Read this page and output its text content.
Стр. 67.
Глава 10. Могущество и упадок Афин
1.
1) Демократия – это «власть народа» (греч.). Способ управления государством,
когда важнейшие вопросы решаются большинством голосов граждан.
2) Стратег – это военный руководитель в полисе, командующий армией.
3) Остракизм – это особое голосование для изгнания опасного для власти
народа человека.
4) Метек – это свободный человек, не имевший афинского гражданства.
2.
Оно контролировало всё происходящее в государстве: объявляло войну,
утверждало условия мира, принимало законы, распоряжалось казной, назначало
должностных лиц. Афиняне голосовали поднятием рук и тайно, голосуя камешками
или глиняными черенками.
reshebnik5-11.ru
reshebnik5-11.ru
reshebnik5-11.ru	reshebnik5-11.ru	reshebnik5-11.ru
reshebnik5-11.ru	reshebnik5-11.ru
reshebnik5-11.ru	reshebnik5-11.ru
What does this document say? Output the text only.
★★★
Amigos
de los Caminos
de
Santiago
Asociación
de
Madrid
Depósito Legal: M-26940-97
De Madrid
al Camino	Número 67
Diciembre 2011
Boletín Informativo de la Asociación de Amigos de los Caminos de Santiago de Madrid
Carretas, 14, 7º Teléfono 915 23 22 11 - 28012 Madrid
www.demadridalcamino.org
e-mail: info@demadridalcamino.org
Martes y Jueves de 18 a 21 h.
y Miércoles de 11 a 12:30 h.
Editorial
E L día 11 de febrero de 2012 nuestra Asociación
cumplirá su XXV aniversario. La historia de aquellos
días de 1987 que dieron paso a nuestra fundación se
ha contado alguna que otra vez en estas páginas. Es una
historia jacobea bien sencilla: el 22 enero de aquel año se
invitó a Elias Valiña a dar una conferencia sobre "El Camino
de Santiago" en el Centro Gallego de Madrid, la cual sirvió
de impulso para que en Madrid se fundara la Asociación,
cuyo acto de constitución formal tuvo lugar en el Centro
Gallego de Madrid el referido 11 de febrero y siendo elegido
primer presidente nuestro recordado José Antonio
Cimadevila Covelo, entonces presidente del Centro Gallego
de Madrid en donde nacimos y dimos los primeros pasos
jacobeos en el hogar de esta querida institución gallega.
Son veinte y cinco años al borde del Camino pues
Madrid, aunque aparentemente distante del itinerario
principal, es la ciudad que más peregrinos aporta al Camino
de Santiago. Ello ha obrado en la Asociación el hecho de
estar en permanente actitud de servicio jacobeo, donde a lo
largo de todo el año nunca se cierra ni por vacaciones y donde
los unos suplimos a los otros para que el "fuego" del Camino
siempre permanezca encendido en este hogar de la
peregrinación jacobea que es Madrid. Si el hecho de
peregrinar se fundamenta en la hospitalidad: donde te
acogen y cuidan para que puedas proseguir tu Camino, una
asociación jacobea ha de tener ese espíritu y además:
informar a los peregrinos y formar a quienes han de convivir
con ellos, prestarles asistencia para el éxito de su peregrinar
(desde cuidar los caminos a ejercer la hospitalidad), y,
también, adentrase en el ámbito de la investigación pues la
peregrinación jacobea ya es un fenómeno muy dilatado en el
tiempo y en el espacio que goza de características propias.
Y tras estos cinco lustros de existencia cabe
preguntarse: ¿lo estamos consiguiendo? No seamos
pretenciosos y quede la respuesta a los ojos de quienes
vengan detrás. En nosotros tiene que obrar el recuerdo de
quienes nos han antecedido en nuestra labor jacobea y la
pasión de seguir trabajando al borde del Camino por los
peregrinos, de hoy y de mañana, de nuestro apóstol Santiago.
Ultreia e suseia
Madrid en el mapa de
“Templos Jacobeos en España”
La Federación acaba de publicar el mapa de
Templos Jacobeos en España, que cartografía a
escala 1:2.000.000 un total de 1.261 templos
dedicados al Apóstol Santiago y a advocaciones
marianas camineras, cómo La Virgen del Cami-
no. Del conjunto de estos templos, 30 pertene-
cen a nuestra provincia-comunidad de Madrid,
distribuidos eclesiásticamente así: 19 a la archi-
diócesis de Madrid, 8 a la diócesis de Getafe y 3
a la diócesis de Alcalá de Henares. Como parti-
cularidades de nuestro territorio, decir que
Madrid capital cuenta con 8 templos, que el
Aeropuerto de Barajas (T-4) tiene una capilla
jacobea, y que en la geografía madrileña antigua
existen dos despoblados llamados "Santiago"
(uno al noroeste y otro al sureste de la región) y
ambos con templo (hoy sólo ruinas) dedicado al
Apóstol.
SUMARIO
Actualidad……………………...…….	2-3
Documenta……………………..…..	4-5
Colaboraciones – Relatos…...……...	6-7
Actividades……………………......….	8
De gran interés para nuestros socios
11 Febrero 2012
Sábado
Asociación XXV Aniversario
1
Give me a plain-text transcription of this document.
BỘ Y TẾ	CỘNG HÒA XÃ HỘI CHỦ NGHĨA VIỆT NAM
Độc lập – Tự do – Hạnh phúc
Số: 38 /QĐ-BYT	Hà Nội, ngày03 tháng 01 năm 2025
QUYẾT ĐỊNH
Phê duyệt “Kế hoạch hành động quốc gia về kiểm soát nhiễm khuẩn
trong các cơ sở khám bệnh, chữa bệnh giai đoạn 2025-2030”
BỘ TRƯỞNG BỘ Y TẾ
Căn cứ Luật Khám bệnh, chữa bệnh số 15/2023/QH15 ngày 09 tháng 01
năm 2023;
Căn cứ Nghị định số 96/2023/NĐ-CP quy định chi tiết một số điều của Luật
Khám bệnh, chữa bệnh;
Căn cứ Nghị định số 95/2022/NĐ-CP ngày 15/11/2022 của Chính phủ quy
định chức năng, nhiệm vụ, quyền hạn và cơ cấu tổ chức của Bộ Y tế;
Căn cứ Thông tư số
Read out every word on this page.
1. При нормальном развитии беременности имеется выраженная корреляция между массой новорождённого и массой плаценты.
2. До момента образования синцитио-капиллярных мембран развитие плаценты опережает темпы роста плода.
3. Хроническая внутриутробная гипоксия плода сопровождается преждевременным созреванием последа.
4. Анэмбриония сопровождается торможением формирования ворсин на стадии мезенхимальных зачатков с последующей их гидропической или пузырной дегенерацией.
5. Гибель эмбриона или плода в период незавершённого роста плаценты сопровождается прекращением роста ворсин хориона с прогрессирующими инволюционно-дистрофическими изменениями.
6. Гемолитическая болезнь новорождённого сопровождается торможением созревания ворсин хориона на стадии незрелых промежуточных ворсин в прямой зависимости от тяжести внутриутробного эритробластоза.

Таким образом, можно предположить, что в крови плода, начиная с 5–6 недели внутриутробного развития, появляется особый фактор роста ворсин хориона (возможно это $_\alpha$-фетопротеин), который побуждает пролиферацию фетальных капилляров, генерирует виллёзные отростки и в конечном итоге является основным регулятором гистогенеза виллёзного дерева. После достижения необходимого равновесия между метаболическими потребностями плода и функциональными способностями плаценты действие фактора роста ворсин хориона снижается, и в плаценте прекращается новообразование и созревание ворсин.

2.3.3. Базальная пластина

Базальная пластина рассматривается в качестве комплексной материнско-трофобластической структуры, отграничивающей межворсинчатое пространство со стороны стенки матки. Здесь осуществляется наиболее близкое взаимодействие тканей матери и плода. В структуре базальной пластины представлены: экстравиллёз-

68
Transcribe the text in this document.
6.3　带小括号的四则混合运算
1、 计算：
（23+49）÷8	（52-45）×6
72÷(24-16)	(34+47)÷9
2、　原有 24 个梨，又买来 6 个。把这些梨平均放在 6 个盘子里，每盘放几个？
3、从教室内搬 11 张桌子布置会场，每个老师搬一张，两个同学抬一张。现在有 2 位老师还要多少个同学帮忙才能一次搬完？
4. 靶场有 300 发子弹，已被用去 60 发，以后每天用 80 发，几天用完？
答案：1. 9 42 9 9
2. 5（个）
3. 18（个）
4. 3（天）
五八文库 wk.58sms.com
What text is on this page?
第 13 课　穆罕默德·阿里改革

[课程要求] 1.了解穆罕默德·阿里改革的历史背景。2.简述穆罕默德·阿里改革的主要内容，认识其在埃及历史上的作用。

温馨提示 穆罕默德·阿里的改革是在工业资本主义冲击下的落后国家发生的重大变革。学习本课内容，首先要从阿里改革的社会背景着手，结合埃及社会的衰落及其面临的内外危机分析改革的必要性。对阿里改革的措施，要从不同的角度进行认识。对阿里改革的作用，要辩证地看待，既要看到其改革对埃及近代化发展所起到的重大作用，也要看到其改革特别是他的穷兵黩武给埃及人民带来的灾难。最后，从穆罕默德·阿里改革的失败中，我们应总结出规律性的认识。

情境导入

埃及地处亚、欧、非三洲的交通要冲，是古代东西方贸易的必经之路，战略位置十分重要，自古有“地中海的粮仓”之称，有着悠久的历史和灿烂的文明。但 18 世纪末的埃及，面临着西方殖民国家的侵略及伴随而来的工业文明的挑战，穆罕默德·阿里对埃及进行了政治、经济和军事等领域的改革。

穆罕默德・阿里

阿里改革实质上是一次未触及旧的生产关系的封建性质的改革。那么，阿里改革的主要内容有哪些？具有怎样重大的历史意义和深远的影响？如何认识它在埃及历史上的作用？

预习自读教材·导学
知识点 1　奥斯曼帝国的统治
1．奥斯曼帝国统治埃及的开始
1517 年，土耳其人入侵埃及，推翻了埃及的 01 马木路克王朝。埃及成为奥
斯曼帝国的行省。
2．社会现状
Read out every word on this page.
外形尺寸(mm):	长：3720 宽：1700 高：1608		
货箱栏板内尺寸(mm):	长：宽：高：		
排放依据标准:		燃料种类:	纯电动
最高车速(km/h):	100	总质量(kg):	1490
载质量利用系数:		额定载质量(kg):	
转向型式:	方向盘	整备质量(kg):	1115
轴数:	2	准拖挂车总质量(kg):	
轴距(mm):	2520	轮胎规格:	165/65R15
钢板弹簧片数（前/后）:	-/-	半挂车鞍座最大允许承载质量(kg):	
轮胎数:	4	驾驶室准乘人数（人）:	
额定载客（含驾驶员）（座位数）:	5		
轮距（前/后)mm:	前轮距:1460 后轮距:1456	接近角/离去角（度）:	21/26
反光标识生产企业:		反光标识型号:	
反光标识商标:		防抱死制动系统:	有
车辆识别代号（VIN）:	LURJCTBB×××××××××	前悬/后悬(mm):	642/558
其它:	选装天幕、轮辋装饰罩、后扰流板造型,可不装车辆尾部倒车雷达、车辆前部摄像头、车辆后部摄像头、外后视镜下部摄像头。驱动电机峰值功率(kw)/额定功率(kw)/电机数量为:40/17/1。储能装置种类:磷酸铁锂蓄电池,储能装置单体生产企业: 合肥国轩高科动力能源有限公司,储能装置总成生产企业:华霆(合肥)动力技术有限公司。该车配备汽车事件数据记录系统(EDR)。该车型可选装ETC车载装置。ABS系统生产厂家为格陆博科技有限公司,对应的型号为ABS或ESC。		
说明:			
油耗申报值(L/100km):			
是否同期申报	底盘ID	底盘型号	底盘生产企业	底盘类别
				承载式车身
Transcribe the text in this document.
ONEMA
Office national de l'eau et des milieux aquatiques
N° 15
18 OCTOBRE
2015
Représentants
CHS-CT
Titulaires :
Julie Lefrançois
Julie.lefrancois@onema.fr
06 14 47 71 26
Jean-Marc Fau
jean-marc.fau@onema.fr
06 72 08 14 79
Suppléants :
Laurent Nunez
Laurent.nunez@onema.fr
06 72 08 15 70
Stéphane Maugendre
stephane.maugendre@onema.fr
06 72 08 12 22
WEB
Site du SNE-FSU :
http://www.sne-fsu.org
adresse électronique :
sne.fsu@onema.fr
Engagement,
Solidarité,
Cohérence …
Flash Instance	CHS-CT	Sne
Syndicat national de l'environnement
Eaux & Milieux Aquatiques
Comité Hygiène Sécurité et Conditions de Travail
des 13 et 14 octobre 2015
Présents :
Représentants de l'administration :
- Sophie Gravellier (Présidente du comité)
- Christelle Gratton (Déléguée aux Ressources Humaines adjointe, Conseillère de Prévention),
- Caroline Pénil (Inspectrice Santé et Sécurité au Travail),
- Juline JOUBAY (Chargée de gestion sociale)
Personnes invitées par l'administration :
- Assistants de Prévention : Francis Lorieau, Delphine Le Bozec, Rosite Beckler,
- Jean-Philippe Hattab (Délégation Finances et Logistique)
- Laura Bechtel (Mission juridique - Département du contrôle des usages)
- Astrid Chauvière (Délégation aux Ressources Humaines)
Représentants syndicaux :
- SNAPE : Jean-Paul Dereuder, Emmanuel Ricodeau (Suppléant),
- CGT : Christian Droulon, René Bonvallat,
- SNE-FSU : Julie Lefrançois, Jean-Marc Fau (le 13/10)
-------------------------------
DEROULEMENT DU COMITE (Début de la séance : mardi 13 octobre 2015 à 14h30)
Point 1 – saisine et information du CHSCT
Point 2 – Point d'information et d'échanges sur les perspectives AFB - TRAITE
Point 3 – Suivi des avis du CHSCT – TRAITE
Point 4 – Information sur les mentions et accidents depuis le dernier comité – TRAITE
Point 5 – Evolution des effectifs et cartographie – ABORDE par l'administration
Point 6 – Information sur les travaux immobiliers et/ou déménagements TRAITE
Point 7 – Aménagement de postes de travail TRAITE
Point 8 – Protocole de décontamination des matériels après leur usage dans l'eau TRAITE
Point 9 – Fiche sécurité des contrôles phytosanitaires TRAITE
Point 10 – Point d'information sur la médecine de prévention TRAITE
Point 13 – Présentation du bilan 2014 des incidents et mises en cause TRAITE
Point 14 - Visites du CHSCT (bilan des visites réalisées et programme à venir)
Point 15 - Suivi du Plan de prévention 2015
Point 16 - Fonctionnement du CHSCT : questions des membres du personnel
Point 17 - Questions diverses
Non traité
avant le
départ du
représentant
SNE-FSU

··········

_Your task_
Copy all lines of the material above where the string "donde" occurs.

_Output of the exercise_
de Madrid en donde nacimos y dimos los primeros pasos
estar en permanente actitud de servicio jacobeo, donde a lo
largo de todo el año nunca se cierra ni por vacaciones y donde
peregrinar se fundamenta en la hospitalidad: donde te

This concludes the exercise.